### Data provided
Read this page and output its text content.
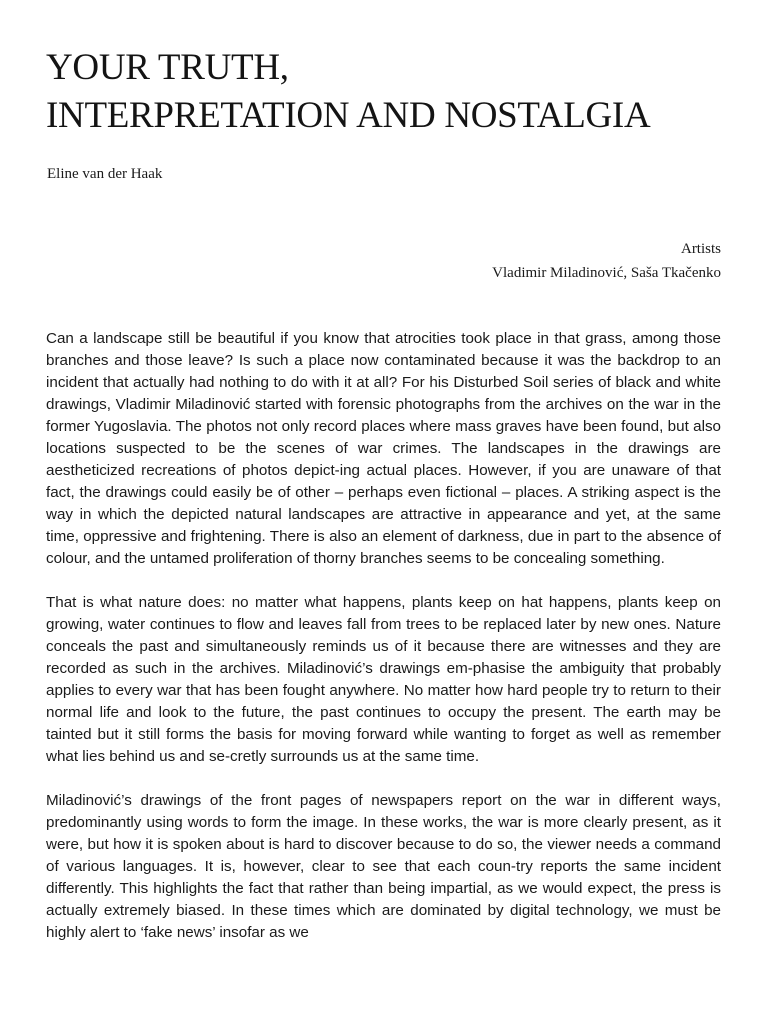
YOUR TRUTH,
INTERPRETATION AND NOSTALGIA
Eline van der Haak
Artists
Vladimir Miladinović, Saša Tkačenko

Can a landscape still be beautiful if you know that atrocities took place in that grass, among those branches and those leave? Is such a place now contaminated because it was the backdrop to an incident that actually had nothing to do with it at all? For his Disturbed Soil series of black and white drawings, Vladimir Miladinović started with forensic photographs from the archives on the war in the former Yugoslavia. The photos not only record places where mass graves have been found, but also locations suspected to be the scenes of war crimes. The landscapes in the drawings are aestheticized recreations of photos depict-ing actual places. However, if you are unaware of that fact, the drawings could easily be of other – perhaps even fictional – places. A striking aspect is the way in which the depicted natural landscapes are attractive in appearance and yet, at the same time, oppressive and frightening. There is also an element of darkness, due in part to the absence of colour, and the untamed proliferation of thorny branches seems to be concealing something.

That is what nature does: no matter what happens, plants keep on hat happens, plants keep on  growing, water continues to flow and leaves fall from trees to be replaced later by new ones. Nature conceals the past and simultaneously reminds us of it because there are witnesses and they are recorded as such in the archives. Miladinović’s drawings em-phasise the ambiguity that probably applies to every war that has been fought anywhere. No matter how hard people try to return to their normal life and look to the future, the past continues to occupy the present. The earth may be tainted but it still forms the basis for moving forward while wanting to forget as well as remember what lies behind us and se-cretly surrounds us at the same time.

Miladinović’s drawings of the front pages of newspapers report on the war in different ways, predominantly using words to form the image. In these works, the war is more clearly present, as it were, but how it is spoken about is hard to discover because to do so, the viewer needs a command of various languages. It is, however, clear to see that each coun-try reports the same incident differently. This highlights the fact that rather than being impartial, as we would expect, the press is actually extremely biased. In these times which are dominated by digital technology, we must be highly alert to ‘fake news’ insofar as we
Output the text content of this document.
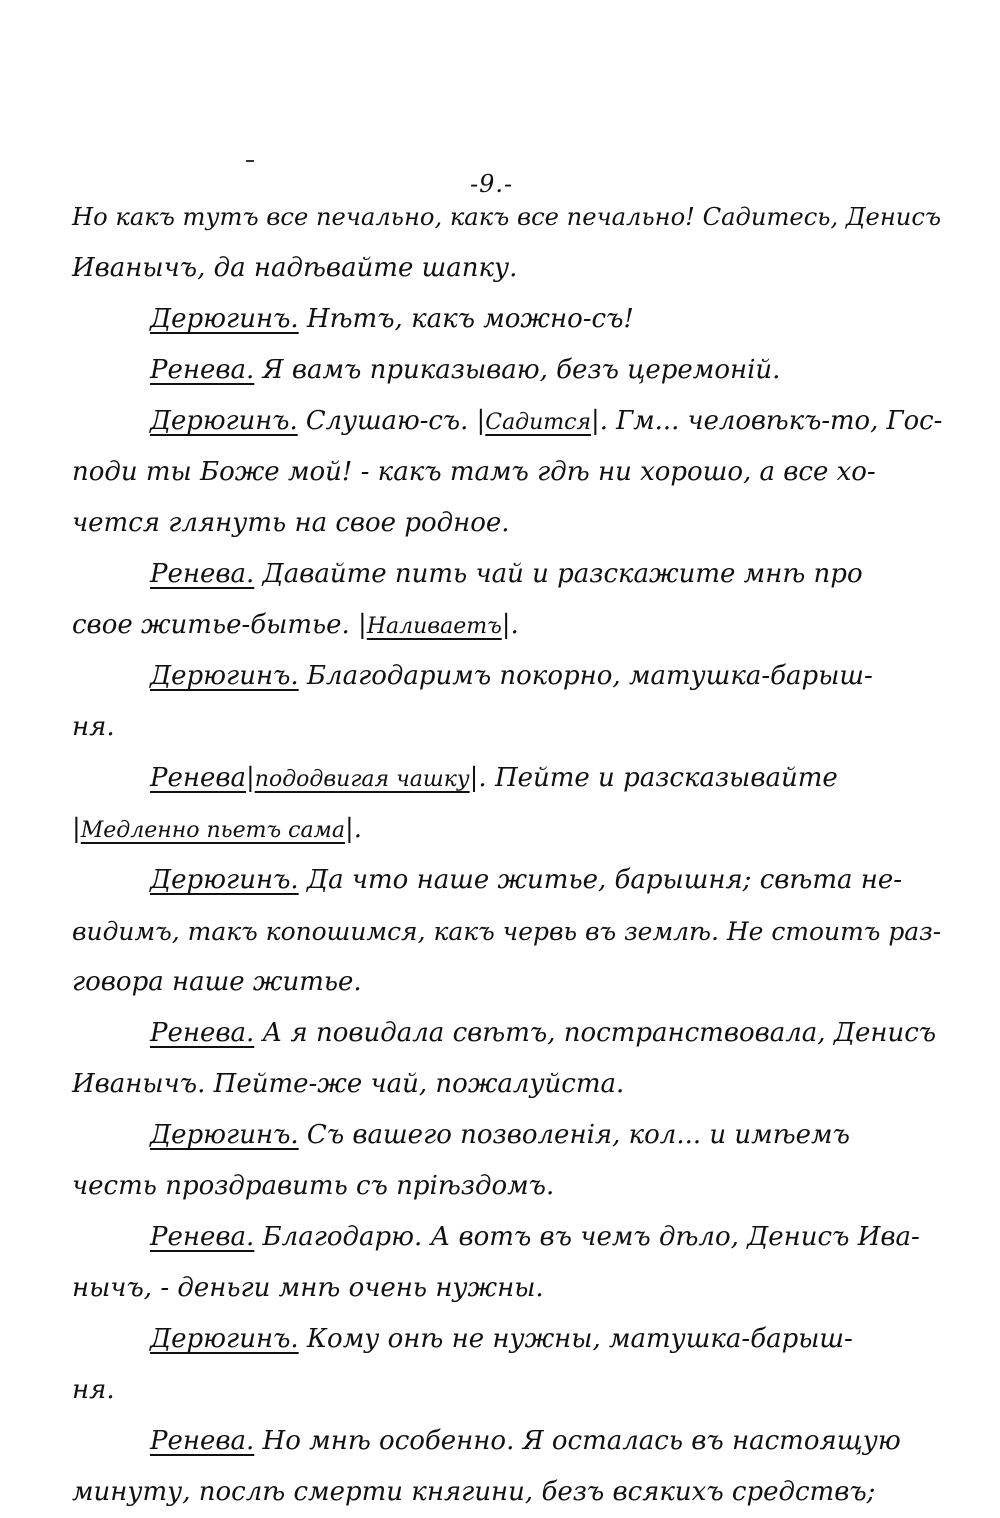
-9.-
Но какъ тутъ все печально, какъ все печально! Садитесь, Денисъ
Иванычъ, да надѣвайте шапку.
Дерюгинъ. Нѣтъ, какъ можно-съ!
Ренева. Я вамъ приказываю, безъ церемоній.
Дерюгинъ. Слушаю-съ. |Садится|. Гм... человѣкъ-то, Гос-
поди ты Боже мой! - какъ тамъ гдѣ ни хорошо, а все хо-
чется глянуть на свое родное.
Ренева. Давайте пить чай и разскажите мнѣ про
свое житье-бытье. |Наливаетъ|.
Дерюгинъ. Благодаримъ покорно, матушка-барыш-
ня.
Ренева|пододвигая чашку|. Пейте и разсказывайте
|Медленно пьетъ сама|.
Дерюгинъ. Да что наше житье, барышня; свѣта не-
видимъ, такъ копошимся, какъ червь въ землѣ. Не стоитъ раз-
говора наше житье.
Ренева. А я повидала свѣтъ, постранствовала, Денисъ
Иванычъ. Пейте-же чай, пожалуйста.
Дерюгинъ. Съ вашего позволенія, кол... и имѣемъ
честь проздравить съ пріѣздомъ.
Ренева. Благодарю. А вотъ въ чемъ дѣло, Денисъ Ива-
нычъ, - деньги мнѣ очень нужны.
Дерюгинъ. Кому онѣ не нужны, матушка-барыш-
ня.
Ренева. Но мнѣ особенно. Я осталась въ настоящую
минуту, послѣ смерти княгини, безъ всякихъ средствъ;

### What this task involves
Omit the pictures and write out exactly the lines from the one containing "Output the text content of this document." through the last line of the material.

### Correct result
Output the text content of this document.
-9.-
Но какъ тутъ все печально, какъ все печально! Садитесь, Денисъ
Иванычъ, да надѣвайте шапку.
Дерюгинъ. Нѣтъ, какъ можно-съ!
Ренева. Я вамъ приказываю, безъ церемоній.
Дерюгинъ. Слушаю-съ. |Садится|. Гм... человѣкъ-то, Гос-
поди ты Боже мой! - какъ тамъ гдѣ ни хорошо, а все хо-
чется глянуть на свое родное.
Ренева. Давайте пить чай и разскажите мнѣ про
свое житье-бытье. |Наливаетъ|.
Дерюгинъ. Благодаримъ покорно, матушка-барыш-
ня.
Ренева|пододвигая чашку|. Пейте и разсказывайте
|Медленно пьетъ сама|.
Дерюгинъ. Да что наше житье, барышня; свѣта не-
видимъ, такъ копошимся, какъ червь въ землѣ. Не стоитъ раз-
говора наше житье.
Ренева. А я повидала свѣтъ, постранствовала, Денисъ
Иванычъ. Пейте-же чай, пожалуйста.
Дерюгинъ. Съ вашего позволенія, кол... и имѣемъ
честь проздравить съ пріѣздомъ.
Ренева. Благодарю. А вотъ въ чемъ дѣло, Денисъ Ива-
нычъ, - деньги мнѣ очень нужны.
Дерюгинъ. Кому онѣ не нужны, матушка-барыш-
ня.
Ренева. Но мнѣ особенно. Я осталась въ настоящую
минуту, послѣ смерти княгини, безъ всякихъ средствъ;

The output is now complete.